[Try it]
Whenever a line of the listing contains the string "Euler", return that line.

= Beginning of Section =

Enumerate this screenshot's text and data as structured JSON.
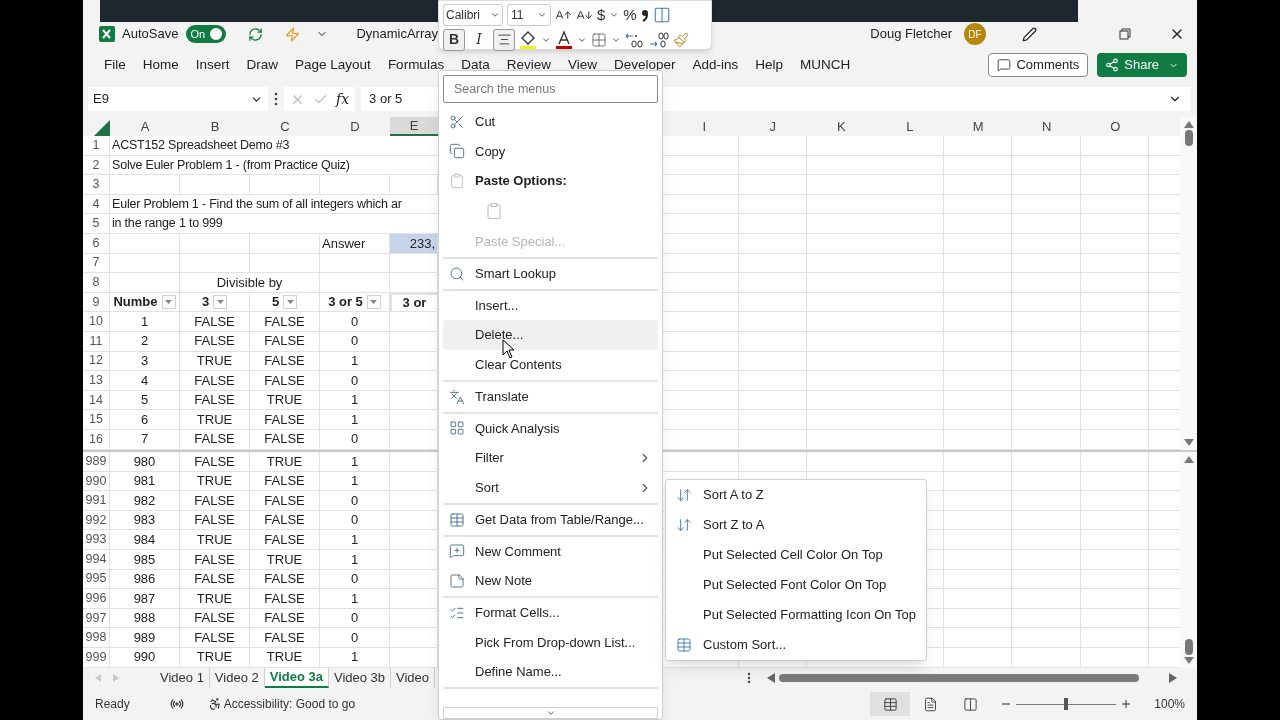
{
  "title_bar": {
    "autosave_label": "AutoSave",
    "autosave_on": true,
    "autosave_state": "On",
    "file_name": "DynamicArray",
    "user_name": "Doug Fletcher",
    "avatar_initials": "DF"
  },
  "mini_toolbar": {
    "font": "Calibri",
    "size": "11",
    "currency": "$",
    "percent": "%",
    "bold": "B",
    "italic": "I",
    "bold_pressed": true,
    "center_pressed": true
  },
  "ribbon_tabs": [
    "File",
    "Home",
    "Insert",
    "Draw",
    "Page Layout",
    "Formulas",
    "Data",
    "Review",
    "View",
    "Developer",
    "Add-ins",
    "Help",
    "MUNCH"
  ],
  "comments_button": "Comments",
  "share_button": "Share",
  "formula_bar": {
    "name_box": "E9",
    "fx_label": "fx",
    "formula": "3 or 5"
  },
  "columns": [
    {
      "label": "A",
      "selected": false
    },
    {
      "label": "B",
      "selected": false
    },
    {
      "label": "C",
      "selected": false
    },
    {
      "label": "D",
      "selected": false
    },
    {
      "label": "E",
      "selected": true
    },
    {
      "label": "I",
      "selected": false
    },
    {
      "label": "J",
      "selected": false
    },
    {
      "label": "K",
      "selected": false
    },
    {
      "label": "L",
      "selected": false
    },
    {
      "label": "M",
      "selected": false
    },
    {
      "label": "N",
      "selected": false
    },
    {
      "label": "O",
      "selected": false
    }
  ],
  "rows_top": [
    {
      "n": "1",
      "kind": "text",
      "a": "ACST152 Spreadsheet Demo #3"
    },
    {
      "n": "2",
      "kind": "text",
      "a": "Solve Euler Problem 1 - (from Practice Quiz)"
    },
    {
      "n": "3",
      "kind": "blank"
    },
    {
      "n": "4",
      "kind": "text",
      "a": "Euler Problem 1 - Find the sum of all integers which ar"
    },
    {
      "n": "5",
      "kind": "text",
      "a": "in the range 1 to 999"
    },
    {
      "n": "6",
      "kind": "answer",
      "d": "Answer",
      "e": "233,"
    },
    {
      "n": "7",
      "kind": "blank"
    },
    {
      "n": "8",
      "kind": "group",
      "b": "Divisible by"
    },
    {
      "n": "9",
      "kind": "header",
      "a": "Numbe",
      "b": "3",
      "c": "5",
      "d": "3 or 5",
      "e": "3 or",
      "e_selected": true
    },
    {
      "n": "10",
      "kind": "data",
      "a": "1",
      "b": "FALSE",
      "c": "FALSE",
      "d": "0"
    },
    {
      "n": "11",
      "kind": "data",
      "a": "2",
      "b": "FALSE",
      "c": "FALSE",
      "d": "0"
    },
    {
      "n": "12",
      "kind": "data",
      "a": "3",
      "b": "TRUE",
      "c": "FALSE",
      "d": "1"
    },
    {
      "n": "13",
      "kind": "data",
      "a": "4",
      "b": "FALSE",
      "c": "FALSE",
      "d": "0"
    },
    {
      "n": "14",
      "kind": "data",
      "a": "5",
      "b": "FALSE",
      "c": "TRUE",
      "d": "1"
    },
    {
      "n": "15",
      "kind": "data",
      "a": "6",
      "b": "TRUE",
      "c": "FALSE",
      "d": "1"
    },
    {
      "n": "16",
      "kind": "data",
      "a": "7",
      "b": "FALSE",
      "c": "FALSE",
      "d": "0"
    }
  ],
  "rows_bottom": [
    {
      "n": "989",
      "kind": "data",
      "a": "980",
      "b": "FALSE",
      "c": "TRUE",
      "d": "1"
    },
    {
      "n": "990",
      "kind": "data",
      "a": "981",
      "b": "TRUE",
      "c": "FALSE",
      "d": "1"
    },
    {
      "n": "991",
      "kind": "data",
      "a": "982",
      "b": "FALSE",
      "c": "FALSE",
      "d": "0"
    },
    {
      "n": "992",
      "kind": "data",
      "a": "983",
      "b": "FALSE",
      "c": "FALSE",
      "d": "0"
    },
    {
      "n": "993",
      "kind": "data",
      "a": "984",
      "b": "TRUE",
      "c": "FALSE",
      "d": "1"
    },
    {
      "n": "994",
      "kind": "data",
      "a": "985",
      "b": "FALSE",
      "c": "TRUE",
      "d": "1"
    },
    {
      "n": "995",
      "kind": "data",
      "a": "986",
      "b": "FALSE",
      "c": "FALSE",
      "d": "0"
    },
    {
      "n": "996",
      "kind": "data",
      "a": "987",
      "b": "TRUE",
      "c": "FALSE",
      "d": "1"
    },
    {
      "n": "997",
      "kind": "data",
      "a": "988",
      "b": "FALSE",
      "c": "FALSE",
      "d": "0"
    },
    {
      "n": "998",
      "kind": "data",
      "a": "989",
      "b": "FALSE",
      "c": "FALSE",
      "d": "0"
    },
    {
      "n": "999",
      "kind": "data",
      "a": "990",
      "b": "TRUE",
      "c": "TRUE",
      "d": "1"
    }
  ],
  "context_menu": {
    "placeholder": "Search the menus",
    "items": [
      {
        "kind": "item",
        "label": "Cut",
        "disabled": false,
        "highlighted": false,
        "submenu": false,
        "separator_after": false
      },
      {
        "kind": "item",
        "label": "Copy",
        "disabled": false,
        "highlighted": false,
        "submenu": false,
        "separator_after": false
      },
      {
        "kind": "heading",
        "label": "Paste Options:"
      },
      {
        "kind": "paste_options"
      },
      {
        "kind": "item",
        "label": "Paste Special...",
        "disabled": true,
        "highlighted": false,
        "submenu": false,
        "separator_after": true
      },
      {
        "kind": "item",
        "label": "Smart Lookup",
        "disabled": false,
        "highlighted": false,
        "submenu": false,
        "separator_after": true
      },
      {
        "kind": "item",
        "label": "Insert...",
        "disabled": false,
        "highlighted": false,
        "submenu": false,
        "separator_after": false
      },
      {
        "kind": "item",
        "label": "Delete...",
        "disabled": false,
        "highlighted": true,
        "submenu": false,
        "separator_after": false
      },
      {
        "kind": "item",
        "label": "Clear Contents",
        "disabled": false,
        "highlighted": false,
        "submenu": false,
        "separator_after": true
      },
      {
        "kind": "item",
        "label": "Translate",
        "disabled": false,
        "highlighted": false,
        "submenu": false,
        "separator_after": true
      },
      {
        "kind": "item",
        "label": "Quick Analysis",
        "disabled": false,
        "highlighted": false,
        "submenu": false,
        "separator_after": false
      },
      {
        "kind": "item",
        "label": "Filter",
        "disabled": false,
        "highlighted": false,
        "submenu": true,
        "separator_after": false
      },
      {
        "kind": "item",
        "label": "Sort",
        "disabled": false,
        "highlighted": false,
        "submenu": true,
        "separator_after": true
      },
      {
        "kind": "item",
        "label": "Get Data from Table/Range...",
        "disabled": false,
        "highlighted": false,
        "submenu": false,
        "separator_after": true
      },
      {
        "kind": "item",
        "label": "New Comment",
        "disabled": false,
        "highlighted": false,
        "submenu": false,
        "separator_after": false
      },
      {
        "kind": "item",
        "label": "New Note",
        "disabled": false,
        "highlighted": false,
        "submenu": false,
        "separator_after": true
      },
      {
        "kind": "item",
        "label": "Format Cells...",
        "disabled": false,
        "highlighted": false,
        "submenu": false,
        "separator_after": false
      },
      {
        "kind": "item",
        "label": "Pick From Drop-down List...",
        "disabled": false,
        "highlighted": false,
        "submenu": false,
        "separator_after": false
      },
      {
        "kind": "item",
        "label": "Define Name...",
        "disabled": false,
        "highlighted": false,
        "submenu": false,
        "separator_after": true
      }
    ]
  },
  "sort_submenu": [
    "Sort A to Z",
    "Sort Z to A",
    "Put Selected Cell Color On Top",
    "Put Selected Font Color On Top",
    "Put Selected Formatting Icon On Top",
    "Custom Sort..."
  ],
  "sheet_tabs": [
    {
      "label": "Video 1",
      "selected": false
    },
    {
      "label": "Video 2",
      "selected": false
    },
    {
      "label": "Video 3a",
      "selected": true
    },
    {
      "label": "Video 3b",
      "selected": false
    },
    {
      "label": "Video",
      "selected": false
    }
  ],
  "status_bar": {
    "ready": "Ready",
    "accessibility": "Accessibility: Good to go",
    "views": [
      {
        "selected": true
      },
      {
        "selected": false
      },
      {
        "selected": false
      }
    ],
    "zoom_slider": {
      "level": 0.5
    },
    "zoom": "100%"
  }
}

= End of Section =

[Response for this exercise]
      "a": "Solve Euler Problem 1 - (from Practice Quiz)"
      "a": "Euler Problem 1 - Find the sum of all integers which ar"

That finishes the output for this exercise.